§ REQUIRED TASK
Retype the material in full, keeping every word the same.

Collected data

-.-.-

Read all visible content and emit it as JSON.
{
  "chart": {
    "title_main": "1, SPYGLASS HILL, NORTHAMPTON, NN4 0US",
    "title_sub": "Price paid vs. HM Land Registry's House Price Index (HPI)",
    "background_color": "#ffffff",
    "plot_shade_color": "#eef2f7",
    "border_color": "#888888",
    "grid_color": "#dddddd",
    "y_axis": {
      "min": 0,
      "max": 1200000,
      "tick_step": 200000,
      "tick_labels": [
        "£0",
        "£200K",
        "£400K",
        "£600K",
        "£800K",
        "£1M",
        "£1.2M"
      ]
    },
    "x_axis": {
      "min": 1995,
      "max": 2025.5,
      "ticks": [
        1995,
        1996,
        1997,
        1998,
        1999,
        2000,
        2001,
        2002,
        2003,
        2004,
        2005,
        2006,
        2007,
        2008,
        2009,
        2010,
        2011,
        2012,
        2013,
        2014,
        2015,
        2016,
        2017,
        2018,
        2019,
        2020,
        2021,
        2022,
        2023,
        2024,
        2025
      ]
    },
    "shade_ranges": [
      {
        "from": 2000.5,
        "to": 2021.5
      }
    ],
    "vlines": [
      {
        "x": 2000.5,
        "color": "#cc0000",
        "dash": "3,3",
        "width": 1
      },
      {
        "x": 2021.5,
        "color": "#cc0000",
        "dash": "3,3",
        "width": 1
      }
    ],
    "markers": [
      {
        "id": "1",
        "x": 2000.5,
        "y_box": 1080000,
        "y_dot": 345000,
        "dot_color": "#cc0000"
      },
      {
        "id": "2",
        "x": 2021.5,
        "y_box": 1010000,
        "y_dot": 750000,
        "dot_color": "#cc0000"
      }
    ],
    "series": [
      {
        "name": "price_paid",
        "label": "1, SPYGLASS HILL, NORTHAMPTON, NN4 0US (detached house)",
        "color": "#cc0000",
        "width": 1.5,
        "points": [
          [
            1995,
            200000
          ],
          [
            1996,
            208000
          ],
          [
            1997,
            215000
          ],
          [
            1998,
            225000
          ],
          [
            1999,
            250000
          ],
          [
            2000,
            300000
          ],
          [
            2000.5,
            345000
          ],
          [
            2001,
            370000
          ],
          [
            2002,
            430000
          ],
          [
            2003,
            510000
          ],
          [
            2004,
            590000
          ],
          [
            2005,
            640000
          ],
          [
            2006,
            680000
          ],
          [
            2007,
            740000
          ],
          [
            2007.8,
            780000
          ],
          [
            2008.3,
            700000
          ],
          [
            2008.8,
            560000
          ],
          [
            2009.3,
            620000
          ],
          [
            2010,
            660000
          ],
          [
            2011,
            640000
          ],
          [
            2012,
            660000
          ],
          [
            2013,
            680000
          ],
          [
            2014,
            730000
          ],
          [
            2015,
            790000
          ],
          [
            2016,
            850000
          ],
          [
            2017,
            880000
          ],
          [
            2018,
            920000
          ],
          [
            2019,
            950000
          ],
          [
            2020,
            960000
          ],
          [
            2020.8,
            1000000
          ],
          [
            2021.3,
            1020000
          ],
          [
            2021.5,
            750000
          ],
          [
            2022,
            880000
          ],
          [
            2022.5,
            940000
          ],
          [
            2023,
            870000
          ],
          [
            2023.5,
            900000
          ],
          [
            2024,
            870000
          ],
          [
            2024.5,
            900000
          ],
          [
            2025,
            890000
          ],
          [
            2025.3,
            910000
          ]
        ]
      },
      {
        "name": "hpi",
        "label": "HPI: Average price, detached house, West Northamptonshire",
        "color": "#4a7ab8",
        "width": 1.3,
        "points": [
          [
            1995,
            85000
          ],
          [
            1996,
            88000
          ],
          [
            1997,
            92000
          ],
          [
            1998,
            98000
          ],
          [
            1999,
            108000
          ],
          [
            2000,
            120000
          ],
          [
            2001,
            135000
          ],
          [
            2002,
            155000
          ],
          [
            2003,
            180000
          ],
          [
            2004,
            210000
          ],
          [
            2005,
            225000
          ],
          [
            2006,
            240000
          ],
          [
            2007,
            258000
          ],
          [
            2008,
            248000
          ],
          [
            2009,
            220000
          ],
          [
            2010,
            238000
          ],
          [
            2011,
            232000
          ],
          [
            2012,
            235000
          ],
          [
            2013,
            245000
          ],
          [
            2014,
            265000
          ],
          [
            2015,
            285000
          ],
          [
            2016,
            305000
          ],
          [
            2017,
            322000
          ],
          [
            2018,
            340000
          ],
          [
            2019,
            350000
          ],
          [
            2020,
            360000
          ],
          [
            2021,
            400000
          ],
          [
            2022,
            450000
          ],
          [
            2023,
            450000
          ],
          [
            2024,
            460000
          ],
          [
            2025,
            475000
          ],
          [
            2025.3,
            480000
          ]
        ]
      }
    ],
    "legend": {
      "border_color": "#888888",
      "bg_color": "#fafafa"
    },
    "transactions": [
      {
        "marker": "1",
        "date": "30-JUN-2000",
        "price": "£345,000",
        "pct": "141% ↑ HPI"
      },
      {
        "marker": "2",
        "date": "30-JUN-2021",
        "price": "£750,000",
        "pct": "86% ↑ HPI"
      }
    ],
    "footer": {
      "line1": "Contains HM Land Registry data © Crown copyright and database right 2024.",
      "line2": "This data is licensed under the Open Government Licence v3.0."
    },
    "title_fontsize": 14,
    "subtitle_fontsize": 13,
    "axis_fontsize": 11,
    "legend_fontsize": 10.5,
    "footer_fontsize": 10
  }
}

-.-.-

§ FULL RESPONSE
Read all visible content and emit it as JSON.
{
  "chart": {
    "title_main": "1, SPYGLASS HILL, NORTHAMPTON, NN4 0US",
    "title_sub": "Price paid vs. HM Land Registry's House Price Index (HPI)",
    "background_color": "#ffffff",
    "plot_shade_color": "#eef2f7",
    "border_color": "#888888",
    "grid_color": "#dddddd",
    "y_axis": {
      "min": 0,
      "max": 1200000,
      "tick_step": 200000,
      "tick_labels": [
        "£0",
        "£200K",
        "£400K",
        "£600K",
        "£800K",
        "£1M",
        "£1.2M"
      ]
    },
    "x_axis": {
      "min": 1995,
      "max": 2025.5,
      "ticks": [
        1995,
        1996,
        1997,
        1998,
        1999,
        2000,
        2001,
        2002,
        2003,
        2004,
        2005,
        2006,
        2007,
        2008,
        2009,
        2010,
        2011,
        2012,
        2013,
        2014,
        2015,
        2016,
        2017,
        2018,
        2019,
        2020,
        2021,
        2022,
        2023,
        2024,
        2025
      ]
    },
    "shade_ranges": [
      {
        "from": 2000.5,
        "to": 2021.5
      }
    ],
    "vlines": [
      {
        "x": 2000.5,
        "color": "#cc0000",
        "dash": "3,3",
        "width": 1
      },
      {
        "x": 2021.5,
        "color": "#cc0000",
        "dash": "3,3",
        "width": 1
      }
    ],
    "markers": [
      {
        "id": "1",
        "x": 2000.5,
        "y_box": 1080000,
        "y_dot": 345000,
        "dot_color": "#cc0000"
      },
      {
        "id": "2",
        "x": 2021.5,
        "y_box": 1010000,
        "y_dot": 750000,
        "dot_color": "#cc0000"
      }
    ],
    "series": [
      {
        "name": "price_paid",
        "label": "1, SPYGLASS HILL, NORTHAMPTON, NN4 0US (detached house)",
        "color": "#cc0000",
        "width": 1.5,
        "points": [
          [
            1995,
            200000
          ],
          [
            1996,
            208000
          ],
          [
            1997,
            215000
          ],
          [
            1998,
            225000
          ],
          [
            1999,
            250000
          ],
          [
            2000,
            300000
          ],
          [
            2000.5,
            345000
          ],
          [
            2001,
            370000
          ],
          [
            2002,
            430000
          ],
          [
            2003,
            510000
          ],
          [
            2004,
            590000
          ],
          [
            2005,
            640000
          ],
          [
            2006,
            680000
          ],
          [
            2007,
            740000
          ],
          [
            2007.8,
            780000
          ],
          [
            2008.3,
            700000
          ],
          [
            2008.8,
            560000
          ],
          [
            2009.3,
            620000
          ],
          [
            2010,
            660000
          ],
          [
            2011,
            640000
          ],
          [
            2012,
            660000
          ],
          [
            2013,
            680000
          ],
          [
            2014,
            730000
          ],
          [
            2015,
            790000
          ],
          [
            2016,
            850000
          ],
          [
            2017,
            880000
          ],
          [
            2018,
            920000
          ],
          [
            2019,
            950000
          ],
          [
            2020,
            960000
          ],
          [
            2020.8,
            1000000
          ],
          [
            2021.3,
            1020000
          ],
          [
            2021.5,
            750000
          ],
          [
            2022,
            880000
          ],
          [
            2022.5,
            940000
          ],
          [
            2023,
            870000
          ],
          [
            2023.5,
            900000
          ],
          [
            2024,
            870000
          ],
          [
            2024.5,
            900000
          ],
          [
            2025,
            890000
          ],
          [
            2025.3,
            910000
          ]
        ]
      },
      {
        "name": "hpi",
        "label": "HPI: Average price, detached house, West Northamptonshire",
        "color": "#4a7ab8",
        "width": 1.3,
        "points": [
          [
            1995,
            85000
          ],
          [
            1996,
            88000
          ],
          [
            1997,
            92000
          ],
          [
            1998,
            98000
          ],
          [
            1999,
            108000
          ],
          [
            2000,
            120000
          ],
          [
            2001,
            135000
          ],
          [
            2002,
            155000
          ],
          [
            2003,
            180000
          ],
          [
            2004,
            210000
          ],
          [
            2005,
            225000
          ],
          [
            2006,
            240000
          ],
          [
            2007,
            258000
          ],
          [
            2008,
            248000
          ],
          [
            2009,
            220000
          ],
          [
            2010,
            238000
          ],
          [
            2011,
            232000
          ],
          [
            2012,
            235000
          ],
          [
            2013,
            245000
          ],
          [
            2014,
            265000
          ],
          [
            2015,
            285000
          ],
          [
            2016,
            305000
          ],
          [
            2017,
            322000
          ],
          [
            2018,
            340000
          ],
          [
            2019,
            350000
          ],
          [
            2020,
            360000
          ],
          [
            2021,
            400000
          ],
          [
            2022,
            450000
          ],
          [
            2023,
            450000
          ],
          [
            2024,
            460000
          ],
          [
            2025,
            475000
          ],
          [
            2025.3,
            480000
          ]
        ]
      }
    ],
    "legend": {
      "border_color": "#888888",
      "bg_color": "#fafafa"
    },
    "transactions": [
      {
        "marker": "1",
        "date": "30-JUN-2000",
        "price": "£345,000",
        "pct": "141% ↑ HPI"
      },
      {
        "marker": "2",
        "date": "30-JUN-2021",
        "price": "£750,000",
        "pct": "86% ↑ HPI"
      }
    ],
    "footer": {
      "line1": "Contains HM Land Registry data © Crown copyright and database right 2024.",
      "line2": "This data is licensed under the Open Government Licence v3.0."
    },
    "title_fontsize": 14,
    "subtitle_fontsize": 13,
    "axis_fontsize": 11,
    "legend_fontsize": 10.5,
    "footer_fontsize": 10
  }
}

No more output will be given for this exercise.